-- START SUPPLIED INFORMATION --
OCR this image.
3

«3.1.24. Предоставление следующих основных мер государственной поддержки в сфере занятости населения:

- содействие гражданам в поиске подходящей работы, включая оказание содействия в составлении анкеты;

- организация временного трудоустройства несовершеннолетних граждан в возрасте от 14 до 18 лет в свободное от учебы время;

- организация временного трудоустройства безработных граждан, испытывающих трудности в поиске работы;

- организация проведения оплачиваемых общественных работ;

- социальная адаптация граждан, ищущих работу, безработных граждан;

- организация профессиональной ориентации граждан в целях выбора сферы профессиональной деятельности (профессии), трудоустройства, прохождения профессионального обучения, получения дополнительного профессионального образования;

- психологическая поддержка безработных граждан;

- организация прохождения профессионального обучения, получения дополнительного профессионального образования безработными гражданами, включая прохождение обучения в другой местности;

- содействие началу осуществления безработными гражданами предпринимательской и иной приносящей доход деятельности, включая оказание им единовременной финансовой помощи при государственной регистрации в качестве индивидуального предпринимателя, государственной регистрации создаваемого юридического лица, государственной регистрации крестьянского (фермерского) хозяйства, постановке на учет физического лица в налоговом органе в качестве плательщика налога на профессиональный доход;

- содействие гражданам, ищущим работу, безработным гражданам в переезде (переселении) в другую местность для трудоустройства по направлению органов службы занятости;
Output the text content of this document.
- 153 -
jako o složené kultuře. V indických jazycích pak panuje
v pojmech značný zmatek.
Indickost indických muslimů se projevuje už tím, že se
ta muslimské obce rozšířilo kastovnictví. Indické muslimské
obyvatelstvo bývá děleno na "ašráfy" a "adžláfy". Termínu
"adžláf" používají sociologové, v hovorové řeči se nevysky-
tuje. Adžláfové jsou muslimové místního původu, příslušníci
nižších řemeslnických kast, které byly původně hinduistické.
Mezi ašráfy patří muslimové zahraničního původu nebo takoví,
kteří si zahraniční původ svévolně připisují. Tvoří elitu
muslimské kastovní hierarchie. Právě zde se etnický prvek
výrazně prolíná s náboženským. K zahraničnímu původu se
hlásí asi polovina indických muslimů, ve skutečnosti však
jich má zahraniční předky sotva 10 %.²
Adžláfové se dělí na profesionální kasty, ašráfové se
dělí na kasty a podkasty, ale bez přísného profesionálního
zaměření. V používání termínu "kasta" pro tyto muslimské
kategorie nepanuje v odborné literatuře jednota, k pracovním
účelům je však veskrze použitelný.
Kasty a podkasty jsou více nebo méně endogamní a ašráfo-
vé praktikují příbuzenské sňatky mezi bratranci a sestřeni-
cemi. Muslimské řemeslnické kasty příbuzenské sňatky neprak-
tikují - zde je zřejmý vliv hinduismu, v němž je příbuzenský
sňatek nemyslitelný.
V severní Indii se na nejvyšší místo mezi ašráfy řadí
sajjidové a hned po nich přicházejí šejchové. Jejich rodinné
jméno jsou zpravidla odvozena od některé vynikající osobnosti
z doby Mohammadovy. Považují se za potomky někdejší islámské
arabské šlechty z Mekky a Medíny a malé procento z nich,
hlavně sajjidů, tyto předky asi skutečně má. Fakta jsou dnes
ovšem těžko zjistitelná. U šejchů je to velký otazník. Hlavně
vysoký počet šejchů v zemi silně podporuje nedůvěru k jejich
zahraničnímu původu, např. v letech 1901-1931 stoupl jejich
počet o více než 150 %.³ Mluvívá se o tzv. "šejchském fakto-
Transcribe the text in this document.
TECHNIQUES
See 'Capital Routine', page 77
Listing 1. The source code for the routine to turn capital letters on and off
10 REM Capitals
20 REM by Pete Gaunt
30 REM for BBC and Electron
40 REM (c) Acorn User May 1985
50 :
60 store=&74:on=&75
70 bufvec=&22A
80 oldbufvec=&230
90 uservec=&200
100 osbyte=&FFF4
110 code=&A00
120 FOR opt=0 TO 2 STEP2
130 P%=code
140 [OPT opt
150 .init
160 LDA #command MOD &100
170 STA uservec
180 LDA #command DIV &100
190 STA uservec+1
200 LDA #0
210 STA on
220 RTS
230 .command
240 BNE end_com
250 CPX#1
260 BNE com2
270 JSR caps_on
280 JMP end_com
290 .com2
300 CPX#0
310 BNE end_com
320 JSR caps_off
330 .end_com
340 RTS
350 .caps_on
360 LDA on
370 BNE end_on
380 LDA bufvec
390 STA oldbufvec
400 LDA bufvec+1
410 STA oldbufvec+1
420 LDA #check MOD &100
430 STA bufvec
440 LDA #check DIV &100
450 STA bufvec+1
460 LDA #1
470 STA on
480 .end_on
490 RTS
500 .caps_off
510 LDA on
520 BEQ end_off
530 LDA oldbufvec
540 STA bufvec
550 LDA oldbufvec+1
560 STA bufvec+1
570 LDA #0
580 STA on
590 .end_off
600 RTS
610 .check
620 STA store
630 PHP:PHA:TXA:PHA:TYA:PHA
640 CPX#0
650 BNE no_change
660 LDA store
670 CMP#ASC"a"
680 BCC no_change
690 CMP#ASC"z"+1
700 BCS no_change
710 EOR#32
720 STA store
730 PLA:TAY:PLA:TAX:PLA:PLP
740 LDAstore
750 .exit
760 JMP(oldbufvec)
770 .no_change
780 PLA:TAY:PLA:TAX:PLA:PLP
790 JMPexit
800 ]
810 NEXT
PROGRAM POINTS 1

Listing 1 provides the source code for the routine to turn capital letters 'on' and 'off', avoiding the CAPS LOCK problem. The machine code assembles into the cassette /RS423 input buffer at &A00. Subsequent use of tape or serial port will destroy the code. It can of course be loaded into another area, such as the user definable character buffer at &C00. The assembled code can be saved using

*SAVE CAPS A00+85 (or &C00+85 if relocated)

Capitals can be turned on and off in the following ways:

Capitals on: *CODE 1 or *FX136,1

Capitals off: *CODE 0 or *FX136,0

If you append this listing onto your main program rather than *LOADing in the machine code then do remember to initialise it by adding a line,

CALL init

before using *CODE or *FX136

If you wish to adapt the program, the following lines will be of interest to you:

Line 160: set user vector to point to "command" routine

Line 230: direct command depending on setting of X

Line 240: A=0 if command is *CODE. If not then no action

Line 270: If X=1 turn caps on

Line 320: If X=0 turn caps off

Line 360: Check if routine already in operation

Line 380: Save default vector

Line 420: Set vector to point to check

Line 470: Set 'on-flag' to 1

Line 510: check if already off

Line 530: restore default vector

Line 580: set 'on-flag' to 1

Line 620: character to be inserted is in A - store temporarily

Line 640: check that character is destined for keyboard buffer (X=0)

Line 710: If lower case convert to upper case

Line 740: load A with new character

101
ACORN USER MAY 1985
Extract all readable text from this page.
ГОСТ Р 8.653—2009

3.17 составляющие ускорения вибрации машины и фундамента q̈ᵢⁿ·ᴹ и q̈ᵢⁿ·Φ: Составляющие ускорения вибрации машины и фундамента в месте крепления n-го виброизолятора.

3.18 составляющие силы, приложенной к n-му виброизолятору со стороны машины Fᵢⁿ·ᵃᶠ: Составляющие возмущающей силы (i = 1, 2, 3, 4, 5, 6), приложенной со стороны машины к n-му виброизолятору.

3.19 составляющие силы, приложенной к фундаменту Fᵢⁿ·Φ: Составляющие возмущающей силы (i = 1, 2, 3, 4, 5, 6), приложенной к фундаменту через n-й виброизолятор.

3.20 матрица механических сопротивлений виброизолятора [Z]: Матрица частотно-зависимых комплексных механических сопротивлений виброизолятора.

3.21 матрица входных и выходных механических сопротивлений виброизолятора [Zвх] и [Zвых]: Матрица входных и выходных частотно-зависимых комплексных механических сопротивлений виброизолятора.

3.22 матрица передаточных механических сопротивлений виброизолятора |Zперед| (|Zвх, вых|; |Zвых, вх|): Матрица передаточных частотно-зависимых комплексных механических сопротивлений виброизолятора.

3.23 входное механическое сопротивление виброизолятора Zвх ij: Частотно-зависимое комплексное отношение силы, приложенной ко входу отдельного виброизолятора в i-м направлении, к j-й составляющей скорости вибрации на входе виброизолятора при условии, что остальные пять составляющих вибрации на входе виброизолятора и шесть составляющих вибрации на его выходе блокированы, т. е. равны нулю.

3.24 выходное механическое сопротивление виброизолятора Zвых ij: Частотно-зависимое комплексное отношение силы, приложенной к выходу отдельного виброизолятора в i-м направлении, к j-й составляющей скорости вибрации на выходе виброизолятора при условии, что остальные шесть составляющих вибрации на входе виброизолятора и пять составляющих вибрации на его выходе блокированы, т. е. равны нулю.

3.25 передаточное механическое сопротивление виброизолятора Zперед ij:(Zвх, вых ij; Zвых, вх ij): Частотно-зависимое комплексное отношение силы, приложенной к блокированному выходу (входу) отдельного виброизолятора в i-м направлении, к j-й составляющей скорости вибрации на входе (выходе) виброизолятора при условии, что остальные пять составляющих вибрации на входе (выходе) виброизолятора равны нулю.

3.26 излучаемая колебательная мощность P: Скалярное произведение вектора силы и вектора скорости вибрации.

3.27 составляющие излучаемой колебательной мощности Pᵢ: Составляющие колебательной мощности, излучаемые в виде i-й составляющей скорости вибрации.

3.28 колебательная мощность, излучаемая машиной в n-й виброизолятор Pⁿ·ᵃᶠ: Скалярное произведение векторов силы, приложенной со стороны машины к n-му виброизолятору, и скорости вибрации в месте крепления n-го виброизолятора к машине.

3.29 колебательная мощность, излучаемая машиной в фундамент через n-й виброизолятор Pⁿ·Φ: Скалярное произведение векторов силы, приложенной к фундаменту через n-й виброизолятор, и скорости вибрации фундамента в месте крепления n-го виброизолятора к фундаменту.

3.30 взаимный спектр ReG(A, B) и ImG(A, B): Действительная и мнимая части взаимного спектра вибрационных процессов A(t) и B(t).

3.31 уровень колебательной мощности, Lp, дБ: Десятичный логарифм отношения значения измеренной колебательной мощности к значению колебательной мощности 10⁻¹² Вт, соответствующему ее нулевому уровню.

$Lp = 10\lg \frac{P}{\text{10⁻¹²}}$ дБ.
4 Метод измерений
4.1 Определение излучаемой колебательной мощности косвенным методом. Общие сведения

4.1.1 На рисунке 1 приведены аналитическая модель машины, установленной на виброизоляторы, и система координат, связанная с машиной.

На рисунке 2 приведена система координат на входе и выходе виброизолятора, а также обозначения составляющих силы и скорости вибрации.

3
-- END SUPPLIED INFORMATION --
--- TASK BRIEF ---
Report only how many lines of the listing hold the word "машины".

--- FULL SOLUTION ---
4